Aim | Tally the lines that hold the word "null" and reply with that figure only.
* START *
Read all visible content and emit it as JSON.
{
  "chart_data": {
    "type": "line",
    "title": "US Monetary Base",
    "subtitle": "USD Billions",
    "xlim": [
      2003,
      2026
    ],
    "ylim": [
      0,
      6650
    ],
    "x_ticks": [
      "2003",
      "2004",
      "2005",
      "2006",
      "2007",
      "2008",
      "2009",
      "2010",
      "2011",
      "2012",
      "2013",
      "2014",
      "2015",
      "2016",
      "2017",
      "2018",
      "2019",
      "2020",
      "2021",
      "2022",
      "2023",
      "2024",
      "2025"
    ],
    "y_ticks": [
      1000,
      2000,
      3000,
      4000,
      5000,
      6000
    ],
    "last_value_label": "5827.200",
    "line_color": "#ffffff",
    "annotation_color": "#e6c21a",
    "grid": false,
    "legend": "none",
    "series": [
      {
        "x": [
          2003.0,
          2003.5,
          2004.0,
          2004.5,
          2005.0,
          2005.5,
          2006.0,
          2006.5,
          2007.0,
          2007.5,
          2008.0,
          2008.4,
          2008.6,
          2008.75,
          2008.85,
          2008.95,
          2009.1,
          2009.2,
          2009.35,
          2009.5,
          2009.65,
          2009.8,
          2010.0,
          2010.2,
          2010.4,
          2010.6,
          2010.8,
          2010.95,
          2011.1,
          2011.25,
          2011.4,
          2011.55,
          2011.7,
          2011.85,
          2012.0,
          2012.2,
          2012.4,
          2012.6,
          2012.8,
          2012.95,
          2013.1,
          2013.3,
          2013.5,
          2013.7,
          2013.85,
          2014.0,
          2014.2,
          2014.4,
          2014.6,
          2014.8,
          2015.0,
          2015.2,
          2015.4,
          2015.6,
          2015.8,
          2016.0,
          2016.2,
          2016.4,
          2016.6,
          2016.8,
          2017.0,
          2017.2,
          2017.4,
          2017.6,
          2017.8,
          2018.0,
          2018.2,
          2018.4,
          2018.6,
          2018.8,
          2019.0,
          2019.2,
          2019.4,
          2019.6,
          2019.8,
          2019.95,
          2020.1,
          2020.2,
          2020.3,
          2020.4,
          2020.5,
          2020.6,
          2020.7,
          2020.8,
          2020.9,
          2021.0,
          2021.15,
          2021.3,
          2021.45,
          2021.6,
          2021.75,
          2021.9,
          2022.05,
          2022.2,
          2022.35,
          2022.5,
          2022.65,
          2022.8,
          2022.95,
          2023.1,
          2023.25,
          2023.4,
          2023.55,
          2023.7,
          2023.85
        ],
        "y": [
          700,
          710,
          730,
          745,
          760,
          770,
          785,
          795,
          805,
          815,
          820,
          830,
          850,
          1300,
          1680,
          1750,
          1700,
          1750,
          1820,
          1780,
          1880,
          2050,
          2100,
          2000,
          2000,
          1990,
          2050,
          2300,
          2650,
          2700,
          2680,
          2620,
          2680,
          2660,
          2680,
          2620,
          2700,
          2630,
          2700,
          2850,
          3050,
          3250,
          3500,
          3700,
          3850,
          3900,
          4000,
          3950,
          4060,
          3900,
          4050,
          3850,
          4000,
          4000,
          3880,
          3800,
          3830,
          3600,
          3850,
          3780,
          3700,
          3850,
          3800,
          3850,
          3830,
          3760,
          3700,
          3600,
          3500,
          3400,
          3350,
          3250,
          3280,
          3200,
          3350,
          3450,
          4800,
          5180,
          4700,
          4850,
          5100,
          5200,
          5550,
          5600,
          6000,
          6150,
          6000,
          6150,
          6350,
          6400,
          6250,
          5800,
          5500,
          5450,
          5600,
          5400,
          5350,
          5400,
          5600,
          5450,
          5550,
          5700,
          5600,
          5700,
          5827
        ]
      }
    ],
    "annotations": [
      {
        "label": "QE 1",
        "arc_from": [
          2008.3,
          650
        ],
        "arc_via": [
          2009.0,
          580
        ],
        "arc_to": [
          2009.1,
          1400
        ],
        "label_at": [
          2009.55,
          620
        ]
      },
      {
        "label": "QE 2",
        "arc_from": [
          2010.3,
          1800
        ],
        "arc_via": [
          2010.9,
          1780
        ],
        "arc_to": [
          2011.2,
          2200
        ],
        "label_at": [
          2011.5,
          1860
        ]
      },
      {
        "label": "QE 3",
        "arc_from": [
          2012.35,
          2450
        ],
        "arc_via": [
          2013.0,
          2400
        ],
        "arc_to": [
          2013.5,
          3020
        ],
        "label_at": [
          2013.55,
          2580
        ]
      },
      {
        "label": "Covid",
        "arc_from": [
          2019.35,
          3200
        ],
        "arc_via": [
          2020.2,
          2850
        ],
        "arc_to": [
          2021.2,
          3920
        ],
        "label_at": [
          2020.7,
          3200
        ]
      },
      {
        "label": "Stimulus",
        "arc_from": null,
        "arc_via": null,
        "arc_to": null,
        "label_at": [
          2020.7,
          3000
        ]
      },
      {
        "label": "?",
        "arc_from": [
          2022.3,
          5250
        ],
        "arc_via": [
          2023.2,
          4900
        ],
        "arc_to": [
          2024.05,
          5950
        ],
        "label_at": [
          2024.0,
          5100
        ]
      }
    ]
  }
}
* END *
Output for this task | 3